- To be done -
Extract, character for character, the part of the material that opens with its first line and closes with the line containing "sector-cell: Informatique/ télécom/", both of those lines included.

>> begin Information shown

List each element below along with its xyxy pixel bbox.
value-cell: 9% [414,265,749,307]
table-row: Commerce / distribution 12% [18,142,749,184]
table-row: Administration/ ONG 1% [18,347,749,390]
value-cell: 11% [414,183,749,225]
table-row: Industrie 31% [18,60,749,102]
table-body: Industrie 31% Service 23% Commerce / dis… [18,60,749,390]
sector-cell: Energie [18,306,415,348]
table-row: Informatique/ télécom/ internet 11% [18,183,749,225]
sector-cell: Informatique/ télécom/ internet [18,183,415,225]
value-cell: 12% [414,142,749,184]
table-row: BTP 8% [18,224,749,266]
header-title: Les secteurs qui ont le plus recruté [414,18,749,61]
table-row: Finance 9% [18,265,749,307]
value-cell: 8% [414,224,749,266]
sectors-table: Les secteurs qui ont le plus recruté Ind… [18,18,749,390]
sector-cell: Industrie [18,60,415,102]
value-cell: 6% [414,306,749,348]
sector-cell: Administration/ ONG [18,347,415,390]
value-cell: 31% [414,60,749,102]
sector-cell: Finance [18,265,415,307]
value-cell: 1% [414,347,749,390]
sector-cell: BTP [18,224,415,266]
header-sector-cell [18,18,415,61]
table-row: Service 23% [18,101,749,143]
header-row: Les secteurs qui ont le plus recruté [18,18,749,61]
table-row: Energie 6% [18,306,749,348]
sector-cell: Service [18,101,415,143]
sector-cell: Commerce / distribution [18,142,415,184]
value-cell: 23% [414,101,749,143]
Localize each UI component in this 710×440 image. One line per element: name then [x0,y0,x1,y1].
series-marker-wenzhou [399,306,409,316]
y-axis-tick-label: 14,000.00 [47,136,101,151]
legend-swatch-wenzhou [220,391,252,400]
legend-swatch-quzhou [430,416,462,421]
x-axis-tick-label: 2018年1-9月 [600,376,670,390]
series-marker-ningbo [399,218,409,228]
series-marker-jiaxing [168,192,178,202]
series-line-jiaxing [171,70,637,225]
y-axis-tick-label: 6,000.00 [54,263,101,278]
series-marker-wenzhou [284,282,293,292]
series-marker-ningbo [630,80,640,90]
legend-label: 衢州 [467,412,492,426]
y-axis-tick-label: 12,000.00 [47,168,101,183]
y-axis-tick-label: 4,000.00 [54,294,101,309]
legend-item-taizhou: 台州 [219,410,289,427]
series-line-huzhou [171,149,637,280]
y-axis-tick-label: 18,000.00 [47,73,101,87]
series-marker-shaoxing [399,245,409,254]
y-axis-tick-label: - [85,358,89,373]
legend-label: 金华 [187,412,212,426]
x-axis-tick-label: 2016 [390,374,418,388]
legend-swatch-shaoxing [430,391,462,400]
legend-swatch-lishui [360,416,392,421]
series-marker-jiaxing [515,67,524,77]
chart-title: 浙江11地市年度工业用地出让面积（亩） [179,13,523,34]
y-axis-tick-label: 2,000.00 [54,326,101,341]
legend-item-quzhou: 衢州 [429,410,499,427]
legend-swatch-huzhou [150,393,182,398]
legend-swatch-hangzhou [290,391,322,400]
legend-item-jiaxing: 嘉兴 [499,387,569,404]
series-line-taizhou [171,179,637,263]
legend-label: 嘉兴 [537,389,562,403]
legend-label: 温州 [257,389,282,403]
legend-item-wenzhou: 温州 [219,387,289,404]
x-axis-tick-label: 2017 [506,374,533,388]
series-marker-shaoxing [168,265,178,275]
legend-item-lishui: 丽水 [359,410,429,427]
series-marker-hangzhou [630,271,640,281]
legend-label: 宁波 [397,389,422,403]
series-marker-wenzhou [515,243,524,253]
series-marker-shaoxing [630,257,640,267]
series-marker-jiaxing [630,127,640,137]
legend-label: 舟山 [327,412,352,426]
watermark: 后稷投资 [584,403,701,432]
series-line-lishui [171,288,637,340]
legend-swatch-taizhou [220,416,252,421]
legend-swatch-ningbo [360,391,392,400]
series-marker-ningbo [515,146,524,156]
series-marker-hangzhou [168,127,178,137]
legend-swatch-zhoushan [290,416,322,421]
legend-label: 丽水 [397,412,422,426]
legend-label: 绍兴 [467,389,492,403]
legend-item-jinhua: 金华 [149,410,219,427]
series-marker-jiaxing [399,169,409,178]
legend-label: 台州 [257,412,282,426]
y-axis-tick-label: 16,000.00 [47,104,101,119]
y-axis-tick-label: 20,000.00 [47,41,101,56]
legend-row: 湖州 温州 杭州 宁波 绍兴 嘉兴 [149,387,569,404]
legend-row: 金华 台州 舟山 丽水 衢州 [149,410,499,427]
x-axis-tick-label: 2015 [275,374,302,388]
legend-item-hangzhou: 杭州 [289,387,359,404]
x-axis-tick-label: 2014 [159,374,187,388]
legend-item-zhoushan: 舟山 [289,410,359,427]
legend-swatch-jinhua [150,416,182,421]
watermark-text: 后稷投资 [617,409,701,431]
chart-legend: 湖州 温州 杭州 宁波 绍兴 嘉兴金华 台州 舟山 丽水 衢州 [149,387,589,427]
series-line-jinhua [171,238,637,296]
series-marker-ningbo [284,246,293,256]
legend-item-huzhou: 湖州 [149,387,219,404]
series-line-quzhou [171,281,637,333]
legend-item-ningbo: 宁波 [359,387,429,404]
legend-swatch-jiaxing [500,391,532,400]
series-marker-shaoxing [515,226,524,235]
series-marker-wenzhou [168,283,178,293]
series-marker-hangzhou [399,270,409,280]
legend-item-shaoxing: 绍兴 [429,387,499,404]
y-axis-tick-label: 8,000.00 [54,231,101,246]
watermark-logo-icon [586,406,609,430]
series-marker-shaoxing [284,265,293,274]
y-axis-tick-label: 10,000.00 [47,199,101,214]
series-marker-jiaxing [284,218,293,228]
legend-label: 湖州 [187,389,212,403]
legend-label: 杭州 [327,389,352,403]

>> end Information shown

- Finished task -
List each element below along with its xyxy pixel bbox.
value-cell: 9% [414,265,749,307]
table-row: Commerce / distribution 12% [18,142,749,184]
table-row: Administration/ ONG 1% [18,347,749,390]
value-cell: 11% [414,183,749,225]
table-row: Industrie 31% [18,60,749,102]
table-body: Industrie 31% Service 23% Commerce / dis… [18,60,749,390]
sector-cell: Energie [18,306,415,348]
table-row: Informatique/ télécom/ internet 11% [18,183,749,225]
sector-cell: Informatique/ télécom/ internet [18,183,415,225]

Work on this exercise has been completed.